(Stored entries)

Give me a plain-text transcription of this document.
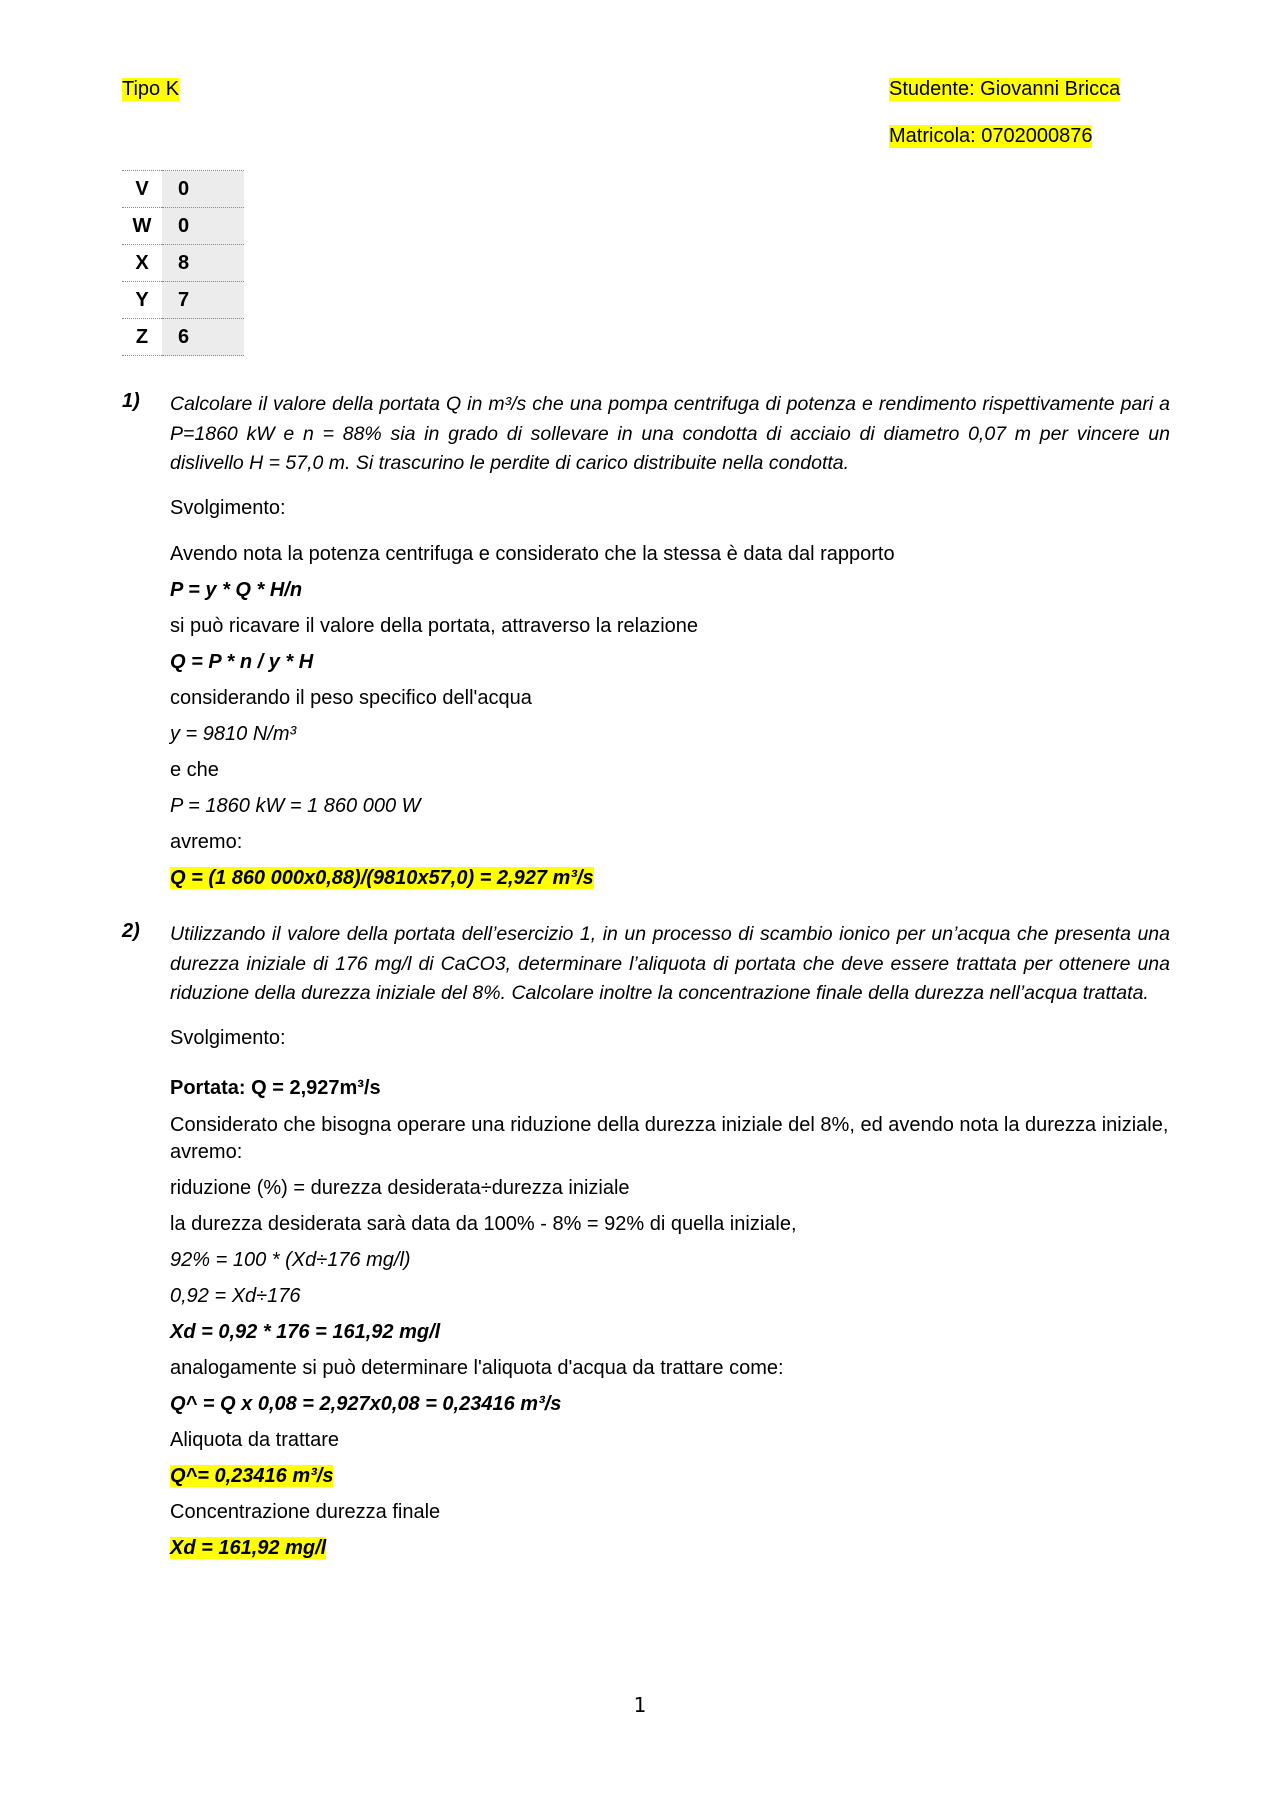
Tipo K	Studente: Giovanni Bricca
Matricola: 0702000876
V	0
W	0
X	8
Y	7
Z	6
1) Calcolare il valore della portata Q in m³/s che una pompa centrifuga di potenza e rendimento rispettivamente pari a P=1860 kW e n = 88% sia in grado di sollevare in una condotta di acciaio di diametro 0,07 m per vincere un dislivello H = 57,0 m. Si trascurino le perdite di carico distribuite nella condotta.
Svolgimento:
Avendo nota la potenza centrifuga e considerato che la stessa è data dal rapporto
P = y * Q * H/n
si può ricavare il valore della portata, attraverso la relazione
Q = P * n / y * H
considerando il peso specifico dell'acqua
y = 9810 N/m³
e che
P = 1860 kW = 1 860 000 W
avremo:
Q = (1 860 000x0,88)/(9810x57,0) = 2,927 m³/s
2) Utilizzando il valore della portata dell’esercizio 1, in un processo di scambio ionico per un’acqua che presenta una durezza iniziale di 176 mg/l di CaCO3, determinare l’aliquota di portata che deve essere trattata per ottenere una riduzione della durezza iniziale del 8%. Calcolare inoltre la concentrazione finale della durezza nell’acqua trattata.
Svolgimento:
Portata: Q = 2,927m³/s
Considerato che bisogna operare una riduzione della durezza iniziale del 8%, ed avendo nota la durezza iniziale, avremo:
riduzione (%) = durezza desiderata÷durezza iniziale
la durezza desiderata sarà data da 100% - 8% = 92% di quella iniziale,
92% = 100 * (Xd÷176 mg/l)
0,92 = Xd÷176
Xd = 0,92 * 176 = 161,92 mg/l
analogamente si può determinare l'aliquota d'acqua da trattare come:
Q^ = Q x 0,08 = 2,927x0,08 = 0,23416 m³/s
Aliquota da trattare
Q^= 0,23416 m³/s
Concentrazione durezza finale
Xd = 161,92 mg/l
1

Exercise description. Select all lines in the listing that include the word "finale".

Answer for the task.
2) Utilizzando il valore della portata dell’esercizio 1, in un processo di scambio ionico per un’acqua che presenta una durezza iniziale di 176 mg/l di CaCO3, determinare l’aliquota di portata che deve essere trattata per ottenere una riduzione della durezza iniziale del 8%. Calcolare inoltre la concentrazione finale della durezza nell’acqua trattata.
Concentrazione durezza finale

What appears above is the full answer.